→ **Direction**: Your task is to output the data exactly as it stands.
"""
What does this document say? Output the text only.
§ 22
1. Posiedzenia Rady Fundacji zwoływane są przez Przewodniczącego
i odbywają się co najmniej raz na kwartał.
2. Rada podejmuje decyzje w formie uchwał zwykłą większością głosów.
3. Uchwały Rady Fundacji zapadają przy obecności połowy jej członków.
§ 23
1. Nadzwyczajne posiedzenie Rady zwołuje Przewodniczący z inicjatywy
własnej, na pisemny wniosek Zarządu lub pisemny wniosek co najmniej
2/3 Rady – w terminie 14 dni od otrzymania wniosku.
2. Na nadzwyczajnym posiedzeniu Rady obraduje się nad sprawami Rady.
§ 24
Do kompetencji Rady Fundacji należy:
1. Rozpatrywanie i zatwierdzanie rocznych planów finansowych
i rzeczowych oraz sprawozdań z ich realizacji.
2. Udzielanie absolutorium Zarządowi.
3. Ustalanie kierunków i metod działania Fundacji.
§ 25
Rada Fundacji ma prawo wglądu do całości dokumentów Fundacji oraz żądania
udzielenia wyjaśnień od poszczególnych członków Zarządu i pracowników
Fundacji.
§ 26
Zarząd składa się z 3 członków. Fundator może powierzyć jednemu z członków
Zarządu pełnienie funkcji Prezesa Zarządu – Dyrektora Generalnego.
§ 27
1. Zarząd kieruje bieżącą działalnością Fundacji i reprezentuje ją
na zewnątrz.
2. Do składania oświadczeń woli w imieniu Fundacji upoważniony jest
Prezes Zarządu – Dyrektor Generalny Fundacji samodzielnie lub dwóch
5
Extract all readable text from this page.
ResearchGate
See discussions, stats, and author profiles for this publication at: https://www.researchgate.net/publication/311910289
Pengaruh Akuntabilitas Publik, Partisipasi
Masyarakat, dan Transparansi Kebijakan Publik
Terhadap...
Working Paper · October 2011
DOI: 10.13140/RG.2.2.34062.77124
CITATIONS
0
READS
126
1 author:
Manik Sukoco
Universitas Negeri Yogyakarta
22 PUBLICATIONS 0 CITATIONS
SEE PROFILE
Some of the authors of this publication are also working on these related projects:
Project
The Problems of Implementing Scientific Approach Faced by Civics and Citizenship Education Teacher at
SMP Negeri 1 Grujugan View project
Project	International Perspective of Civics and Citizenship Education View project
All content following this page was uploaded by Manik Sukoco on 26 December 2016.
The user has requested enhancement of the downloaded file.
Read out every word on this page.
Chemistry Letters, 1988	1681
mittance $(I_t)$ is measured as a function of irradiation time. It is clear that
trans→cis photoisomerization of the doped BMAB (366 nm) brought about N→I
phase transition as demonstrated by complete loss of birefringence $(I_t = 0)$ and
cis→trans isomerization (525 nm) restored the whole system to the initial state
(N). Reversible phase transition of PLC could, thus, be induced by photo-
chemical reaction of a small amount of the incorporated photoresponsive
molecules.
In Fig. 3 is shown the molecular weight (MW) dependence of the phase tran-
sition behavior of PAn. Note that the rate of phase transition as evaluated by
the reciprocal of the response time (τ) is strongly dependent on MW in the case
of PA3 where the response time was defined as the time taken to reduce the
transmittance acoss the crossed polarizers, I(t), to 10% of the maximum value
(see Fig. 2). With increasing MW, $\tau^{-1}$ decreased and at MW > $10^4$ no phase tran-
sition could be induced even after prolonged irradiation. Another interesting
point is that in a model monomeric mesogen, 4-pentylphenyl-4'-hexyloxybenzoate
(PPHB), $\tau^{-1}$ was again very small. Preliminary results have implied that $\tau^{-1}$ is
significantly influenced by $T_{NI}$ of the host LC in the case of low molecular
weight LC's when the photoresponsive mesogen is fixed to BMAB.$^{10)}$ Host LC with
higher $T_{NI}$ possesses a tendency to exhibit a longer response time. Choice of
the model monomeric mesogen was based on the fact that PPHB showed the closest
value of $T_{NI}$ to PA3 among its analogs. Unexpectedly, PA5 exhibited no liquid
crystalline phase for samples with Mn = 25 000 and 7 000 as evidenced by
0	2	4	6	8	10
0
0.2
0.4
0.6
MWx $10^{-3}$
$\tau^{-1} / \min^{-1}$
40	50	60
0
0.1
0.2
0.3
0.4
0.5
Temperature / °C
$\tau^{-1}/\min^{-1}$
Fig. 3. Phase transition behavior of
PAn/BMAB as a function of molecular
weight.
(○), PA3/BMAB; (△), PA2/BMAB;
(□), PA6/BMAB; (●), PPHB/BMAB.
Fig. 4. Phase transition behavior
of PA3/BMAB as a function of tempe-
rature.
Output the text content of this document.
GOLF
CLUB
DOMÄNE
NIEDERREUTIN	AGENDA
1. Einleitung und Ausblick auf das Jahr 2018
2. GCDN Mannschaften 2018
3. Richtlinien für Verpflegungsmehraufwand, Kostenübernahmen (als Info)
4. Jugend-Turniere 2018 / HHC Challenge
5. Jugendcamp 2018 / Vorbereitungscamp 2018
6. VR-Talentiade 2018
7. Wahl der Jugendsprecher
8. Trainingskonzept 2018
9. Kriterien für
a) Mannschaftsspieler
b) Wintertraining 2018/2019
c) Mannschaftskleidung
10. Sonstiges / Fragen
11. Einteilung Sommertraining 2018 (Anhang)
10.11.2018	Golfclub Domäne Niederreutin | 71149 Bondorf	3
"""
→ **Solved exercise**:
What does this document say? Output the text only.
§ 22
1. Posiedzenia Rady Fundacji zwoływane są przez Przewodniczącego
i odbywają się co najmniej raz na kwartał.
2. Rada podejmuje decyzje w formie uchwał zwykłą większością głosów.
3. Uchwały Rady Fundacji zapadają przy obecności połowy jej członków.
§ 23
1. Nadzwyczajne posiedzenie Rady zwołuje Przewodniczący z inicjatywy
własnej, na pisemny wniosek Zarządu lub pisemny wniosek co najmniej
2/3 Rady – w terminie 14 dni od otrzymania wniosku.
2. Na nadzwyczajnym posiedzeniu Rady obraduje się nad sprawami Rady.
§ 24
Do kompetencji Rady Fundacji należy:
1. Rozpatrywanie i zatwierdzanie rocznych planów finansowych
i rzeczowych oraz sprawozdań z ich realizacji.
2. Udzielanie absolutorium Zarządowi.
3. Ustalanie kierunków i metod działania Fundacji.
§ 25
Rada Fundacji ma prawo wglądu do całości dokumentów Fundacji oraz żądania
udzielenia wyjaśnień od poszczególnych członków Zarządu i pracowników
Fundacji.
§ 26
Zarząd składa się z 3 członków. Fundator może powierzyć jednemu z członków
Zarządu pełnienie funkcji Prezesa Zarządu – Dyrektora Generalnego.
§ 27
1. Zarząd kieruje bieżącą działalnością Fundacji i reprezentuje ją
na zewnątrz.
2. Do składania oświadczeń woli w imieniu Fundacji upoważniony jest
Prezes Zarządu – Dyrektor Generalny Fundacji samodzielnie lub dwóch
5
Extract all readable text from this page.
ResearchGate
See discussions, stats, and author profiles for this publication at: https://www.researchgate.net/publication/311910289
Pengaruh Akuntabilitas Publik, Partisipasi
Masyarakat, dan Transparansi Kebijakan Publik
Terhadap...
Working Paper · October 2011
DOI: 10.13140/RG.2.2.34062.77124
CITATIONS
0
READS
126
1 author:
Manik Sukoco
Universitas Negeri Yogyakarta
22 PUBLICATIONS 0 CITATIONS
SEE PROFILE
Some of the authors of this publication are also working on these related projects:
Project
The Problems of Implementing Scientific Approach Faced by Civics and Citizenship Education Teacher at
SMP Negeri 1 Grujugan View project
Project	International Perspective of Civics and Citizenship Education View project
All content following this page was uploaded by Manik Sukoco on 26 December 2016.
The user has requested enhancement of the downloaded file.
Read out every word on this page.
Chemistry Letters, 1988	1681
mittance $(I_t)$ is measured as a function of irradiation time. It is clear that
trans→cis photoisomerization of the doped BMAB (366 nm) brought about N→I
phase transition as demonstrated by complete loss of birefringence $(I_t = 0)$ and
cis→trans isomerization (525 nm) restored the whole system to the initial state
(N). Reversible phase transition of PLC could, thus, be induced by photo-
chemical reaction of a small amount of the incorporated photoresponsive
molecules.
In Fig. 3 is shown the molecular weight (MW) dependence of the phase tran-
sition behavior of PAn. Note that the rate of phase transition as evaluated by
the reciprocal of the response time (τ) is strongly dependent on MW in the case
of PA3 where the response time was defined as the time taken to reduce the
transmittance acoss the crossed polarizers, I(t), to 10% of the maximum value
(see Fig. 2). With increasing MW, $\tau^{-1}$ decreased and at MW > $10^4$ no phase tran-
sition could be induced even after prolonged irradiation. Another interesting
point is that in a model monomeric mesogen, 4-pentylphenyl-4'-hexyloxybenzoate
(PPHB), $\tau^{-1}$ was again very small. Preliminary results have implied that $\tau^{-1}$ is
significantly influenced by $T_{NI}$ of the host LC in the case of low molecular
weight LC's when the photoresponsive mesogen is fixed to BMAB.$^{10)}$ Host LC with
higher $T_{NI}$ possesses a tendency to exhibit a longer response time. Choice of
the model monomeric mesogen was based on the fact that PPHB showed the closest
value of $T_{NI}$ to PA3 among its analogs. Unexpectedly, PA5 exhibited no liquid
crystalline phase for samples with Mn = 25 000 and 7 000 as evidenced by
0	2	4	6	8	10
0
0.2
0.4
0.6
MWx $10^{-3}$
$\tau^{-1} / \min^{-1}$
40	50	60
0
0.1
0.2
0.3
0.4
0.5
Temperature / °C
$\tau^{-1}/\min^{-1}$
Fig. 3. Phase transition behavior of
PAn/BMAB as a function of molecular
weight.
(○), PA3/BMAB; (△), PA2/BMAB;
(□), PA6/BMAB; (●), PPHB/BMAB.
Fig. 4. Phase transition behavior
of PA3/BMAB as a function of tempe-
rature.
Output the text content of this document.
GOLF
CLUB
DOMÄNE
NIEDERREUTIN	AGENDA
1. Einleitung und Ausblick auf das Jahr 2018
2. GCDN Mannschaften 2018
3. Richtlinien für Verpflegungsmehraufwand, Kostenübernahmen (als Info)
4. Jugend-Turniere 2018 / HHC Challenge
5. Jugendcamp 2018 / Vorbereitungscamp 2018
6. VR-Talentiade 2018
7. Wahl der Jugendsprecher
8. Trainingskonzept 2018
9. Kriterien für
a) Mannschaftsspieler
b) Wintertraining 2018/2019
c) Mannschaftskleidung
10. Sonstiges / Fragen
11. Einteilung Sommertraining 2018 (Anhang)
10.11.2018	Golfclub Domäne Niederreutin | 71149 Bondorf	3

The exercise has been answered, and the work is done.